## REQUIREMENTS
Each of the entries should be retyped precisely as it appears.

## INPUT FOR THIS TASK

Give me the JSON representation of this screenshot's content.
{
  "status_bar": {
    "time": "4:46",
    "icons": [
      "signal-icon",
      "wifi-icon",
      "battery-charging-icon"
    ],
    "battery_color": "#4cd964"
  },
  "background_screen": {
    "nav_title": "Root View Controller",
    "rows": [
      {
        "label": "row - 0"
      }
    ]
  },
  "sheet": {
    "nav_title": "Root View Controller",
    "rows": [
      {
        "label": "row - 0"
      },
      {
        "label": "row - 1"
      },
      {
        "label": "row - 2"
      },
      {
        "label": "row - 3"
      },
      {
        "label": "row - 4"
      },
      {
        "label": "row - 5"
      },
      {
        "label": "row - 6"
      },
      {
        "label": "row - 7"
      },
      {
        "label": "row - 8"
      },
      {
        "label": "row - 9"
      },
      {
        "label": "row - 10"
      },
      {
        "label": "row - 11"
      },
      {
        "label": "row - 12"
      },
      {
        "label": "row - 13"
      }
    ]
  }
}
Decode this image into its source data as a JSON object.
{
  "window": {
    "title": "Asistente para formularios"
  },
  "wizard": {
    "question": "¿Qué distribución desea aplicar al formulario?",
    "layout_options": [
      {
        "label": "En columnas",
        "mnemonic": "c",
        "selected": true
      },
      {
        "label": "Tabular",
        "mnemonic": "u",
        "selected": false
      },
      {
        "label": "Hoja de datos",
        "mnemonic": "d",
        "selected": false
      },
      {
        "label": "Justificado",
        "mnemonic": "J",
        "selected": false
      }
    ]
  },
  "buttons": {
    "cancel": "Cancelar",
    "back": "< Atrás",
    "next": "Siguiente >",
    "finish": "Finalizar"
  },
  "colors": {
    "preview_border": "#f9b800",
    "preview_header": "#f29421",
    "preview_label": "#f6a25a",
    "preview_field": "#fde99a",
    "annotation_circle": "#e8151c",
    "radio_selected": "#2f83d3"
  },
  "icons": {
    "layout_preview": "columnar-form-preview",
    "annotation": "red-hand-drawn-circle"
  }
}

## ANSWER TO THIS PROBLEM
Give me the JSON representation of this screenshot's content.
{
  "status_bar": {
    "time": "4:46",
    "icons": [
      "signal-icon",
      "wifi-icon",
      "battery-charging-icon"
    ],
    "battery_color": "#4cd964"
  },
  "background_screen": {
    "nav_title": "Root View Controller",
    "rows": [
      {
        "label": "row - 0"
      }
    ]
  },
  "sheet": {
    "nav_title": "Root View Controller",
    "rows": [
      {
        "label": "row - 0"
      },
      {
        "label": "row - 1"
      },
      {
        "label": "row - 2"
      },
      {
        "label": "row - 3"
      },
      {
        "label": "row - 4"
      },
      {
        "label": "row - 5"
      },
      {
        "label": "row - 6"
      },
      {
        "label": "row - 7"
      },
      {
        "label": "row - 8"
      },
      {
        "label": "row - 9"
      },
      {
        "label": "row - 10"
      },
      {
        "label": "row - 11"
      },
      {
        "label": "row - 12"
      },
      {
        "label": "row - 13"
      }
    ]
  }
}
Decode this image into its source data as a JSON object.
{
  "window": {
    "title": "Asistente para formularios"
  },
  "wizard": {
    "question": "¿Qué distribución desea aplicar al formulario?",
    "layout_options": [
      {
        "label": "En columnas",
        "mnemonic": "c",
        "selected": true
      },
      {
        "label": "Tabular",
        "mnemonic": "u",
        "selected": false
      },
      {
        "label": "Hoja de datos",
        "mnemonic": "d",
        "selected": false
      },
      {
        "label": "Justificado",
        "mnemonic": "J",
        "selected": false
      }
    ]
  },
  "buttons": {
    "cancel": "Cancelar",
    "back": "< Atrás",
    "next": "Siguiente >",
    "finish": "Finalizar"
  },
  "colors": {
    "preview_border": "#f9b800",
    "preview_header": "#f29421",
    "preview_label": "#f6a25a",
    "preview_field": "#fde99a",
    "annotation_circle": "#e8151c",
    "radio_selected": "#2f83d3"
  },
  "icons": {
    "layout_preview": "columnar-form-preview",
    "annotation": "red-hand-drawn-circle"
  }
}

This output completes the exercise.